WHAT YOU HAVE TO DO: Quote the data below in full, please, without altering anything.

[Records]
------------------------------------------------------------------------

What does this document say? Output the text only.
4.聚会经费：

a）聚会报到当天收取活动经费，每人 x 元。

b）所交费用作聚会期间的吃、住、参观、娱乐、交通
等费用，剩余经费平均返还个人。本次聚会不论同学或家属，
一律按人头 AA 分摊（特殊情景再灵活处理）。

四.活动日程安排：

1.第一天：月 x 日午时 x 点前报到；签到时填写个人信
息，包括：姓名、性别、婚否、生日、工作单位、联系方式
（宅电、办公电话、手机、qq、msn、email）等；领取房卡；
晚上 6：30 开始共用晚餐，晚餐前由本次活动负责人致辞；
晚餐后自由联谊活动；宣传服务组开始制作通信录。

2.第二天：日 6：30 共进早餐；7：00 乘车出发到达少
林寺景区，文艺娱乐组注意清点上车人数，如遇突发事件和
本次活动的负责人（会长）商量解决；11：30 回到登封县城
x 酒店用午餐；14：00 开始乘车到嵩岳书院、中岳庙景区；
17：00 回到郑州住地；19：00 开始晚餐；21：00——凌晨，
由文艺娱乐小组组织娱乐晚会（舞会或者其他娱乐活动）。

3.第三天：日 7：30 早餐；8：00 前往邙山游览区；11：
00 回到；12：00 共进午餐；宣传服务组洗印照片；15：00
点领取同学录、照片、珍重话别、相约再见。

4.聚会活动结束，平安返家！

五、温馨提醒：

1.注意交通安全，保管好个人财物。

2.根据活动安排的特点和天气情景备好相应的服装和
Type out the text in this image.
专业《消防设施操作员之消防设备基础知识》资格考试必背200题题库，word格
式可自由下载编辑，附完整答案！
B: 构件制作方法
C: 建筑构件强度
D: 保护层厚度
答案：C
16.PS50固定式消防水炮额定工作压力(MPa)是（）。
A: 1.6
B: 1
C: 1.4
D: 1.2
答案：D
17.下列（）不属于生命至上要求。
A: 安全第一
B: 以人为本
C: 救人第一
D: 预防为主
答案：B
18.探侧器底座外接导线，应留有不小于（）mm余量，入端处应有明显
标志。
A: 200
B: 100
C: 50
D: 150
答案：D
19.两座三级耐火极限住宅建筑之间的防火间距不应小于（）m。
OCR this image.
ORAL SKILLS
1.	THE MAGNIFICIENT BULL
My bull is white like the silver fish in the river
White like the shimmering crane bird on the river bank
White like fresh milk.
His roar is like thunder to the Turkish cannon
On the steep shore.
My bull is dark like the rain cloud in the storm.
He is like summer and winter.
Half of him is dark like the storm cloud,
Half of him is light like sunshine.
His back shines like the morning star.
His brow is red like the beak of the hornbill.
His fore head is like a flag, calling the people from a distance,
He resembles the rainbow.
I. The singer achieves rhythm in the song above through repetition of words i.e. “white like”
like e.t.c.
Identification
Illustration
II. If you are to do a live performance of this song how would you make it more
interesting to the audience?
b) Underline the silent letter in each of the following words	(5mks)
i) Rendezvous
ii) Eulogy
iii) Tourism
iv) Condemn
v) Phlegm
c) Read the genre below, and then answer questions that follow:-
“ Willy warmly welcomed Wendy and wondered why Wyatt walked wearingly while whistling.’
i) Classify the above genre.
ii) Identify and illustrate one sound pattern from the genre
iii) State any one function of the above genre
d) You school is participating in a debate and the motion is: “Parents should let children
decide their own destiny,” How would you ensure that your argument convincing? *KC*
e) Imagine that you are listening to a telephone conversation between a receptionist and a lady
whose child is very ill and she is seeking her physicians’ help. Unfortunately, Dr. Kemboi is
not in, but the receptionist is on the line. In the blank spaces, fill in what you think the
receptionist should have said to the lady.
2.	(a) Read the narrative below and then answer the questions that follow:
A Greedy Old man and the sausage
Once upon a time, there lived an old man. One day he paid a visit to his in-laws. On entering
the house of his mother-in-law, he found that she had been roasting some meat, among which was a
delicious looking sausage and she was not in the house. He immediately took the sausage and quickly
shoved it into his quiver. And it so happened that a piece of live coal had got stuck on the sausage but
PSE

------------------------------------------------------------------------

ANSWER:
What does this document say? Output the text only.
4.聚会经费：

a）聚会报到当天收取活动经费，每人 x 元。

b）所交费用作聚会期间的吃、住、参观、娱乐、交通
等费用，剩余经费平均返还个人。本次聚会不论同学或家属，
一律按人头 AA 分摊（特殊情景再灵活处理）。

四.活动日程安排：

1.第一天：月 x 日午时 x 点前报到；签到时填写个人信
息，包括：姓名、性别、婚否、生日、工作单位、联系方式
（宅电、办公电话、手机、qq、msn、email）等；领取房卡；
晚上 6：30 开始共用晚餐，晚餐前由本次活动负责人致辞；
晚餐后自由联谊活动；宣传服务组开始制作通信录。

2.第二天：日 6：30 共进早餐；7：00 乘车出发到达少
林寺景区，文艺娱乐组注意清点上车人数，如遇突发事件和
本次活动的负责人（会长）商量解决；11：30 回到登封县城
x 酒店用午餐；14：00 开始乘车到嵩岳书院、中岳庙景区；
17：00 回到郑州住地；19：00 开始晚餐；21：00——凌晨，
由文艺娱乐小组组织娱乐晚会（舞会或者其他娱乐活动）。

3.第三天：日 7：30 早餐；8：00 前往邙山游览区；11：
00 回到；12：00 共进午餐；宣传服务组洗印照片；15：00
点领取同学录、照片、珍重话别、相约再见。

4.聚会活动结束，平安返家！

五、温馨提醒：

1.注意交通安全，保管好个人财物。

2.根据活动安排的特点和天气情景备好相应的服装和
Type out the text in this image.
专业《消防设施操作员之消防设备基础知识》资格考试必背200题题库，word格
式可自由下载编辑，附完整答案！
B: 构件制作方法
C: 建筑构件强度
D: 保护层厚度
答案：C
16.PS50固定式消防水炮额定工作压力(MPa)是（）。
A: 1.6
B: 1
C: 1.4
D: 1.2
答案：D
17.下列（）不属于生命至上要求。
A: 安全第一
B: 以人为本
C: 救人第一
D: 预防为主
答案：B
18.探侧器底座外接导线，应留有不小于（）mm余量，入端处应有明显
标志。
A: 200
B: 100
C: 50
D: 150
答案：D
19.两座三级耐火极限住宅建筑之间的防火间距不应小于（）m。
OCR this image.
ORAL SKILLS
1.	THE MAGNIFICIENT BULL
My bull is white like the silver fish in the river
White like the shimmering crane bird on the river bank
White like fresh milk.
His roar is like thunder to the Turkish cannon
On the steep shore.
My bull is dark like the rain cloud in the storm.
He is like summer and winter.
Half of him is dark like the storm cloud,
Half of him is light like sunshine.
His back shines like the morning star.
His brow is red like the beak of the hornbill.
His fore head is like a flag, calling the people from a distance,
He resembles the rainbow.
I. The singer achieves rhythm in the song above through repetition of words i.e. “white like”
like e.t.c.
Identification
Illustration
II. If you are to do a live performance of this song how would you make it more
interesting to the audience?
b) Underline the silent letter in each of the following words	(5mks)
i) Rendezvous
ii) Eulogy
iii) Tourism
iv) Condemn
v) Phlegm
c) Read the genre below, and then answer questions that follow:-
“ Willy warmly welcomed Wendy and wondered why Wyatt walked wearingly while whistling.’
i) Classify the above genre.
ii) Identify and illustrate one sound pattern from the genre
iii) State any one function of the above genre
d) You school is participating in a debate and the motion is: “Parents should let children
decide their own destiny,” How would you ensure that your argument convincing? *KC*
e) Imagine that you are listening to a telephone conversation between a receptionist and a lady
whose child is very ill and she is seeking her physicians’ help. Unfortunately, Dr. Kemboi is
not in, but the receptionist is on the line. In the blank spaces, fill in what you think the
receptionist should have said to the lady.
2.	(a) Read the narrative below and then answer the questions that follow:
A Greedy Old man and the sausage
Once upon a time, there lived an old man. One day he paid a visit to his in-laws. On entering
the house of his mother-in-law, he found that she had been roasting some meat, among which was a
delicious looking sausage and she was not in the house. He immediately took the sausage and quickly
shoved it into his quiver. And it so happened that a piece of live coal had got stuck on the sausage but
PSE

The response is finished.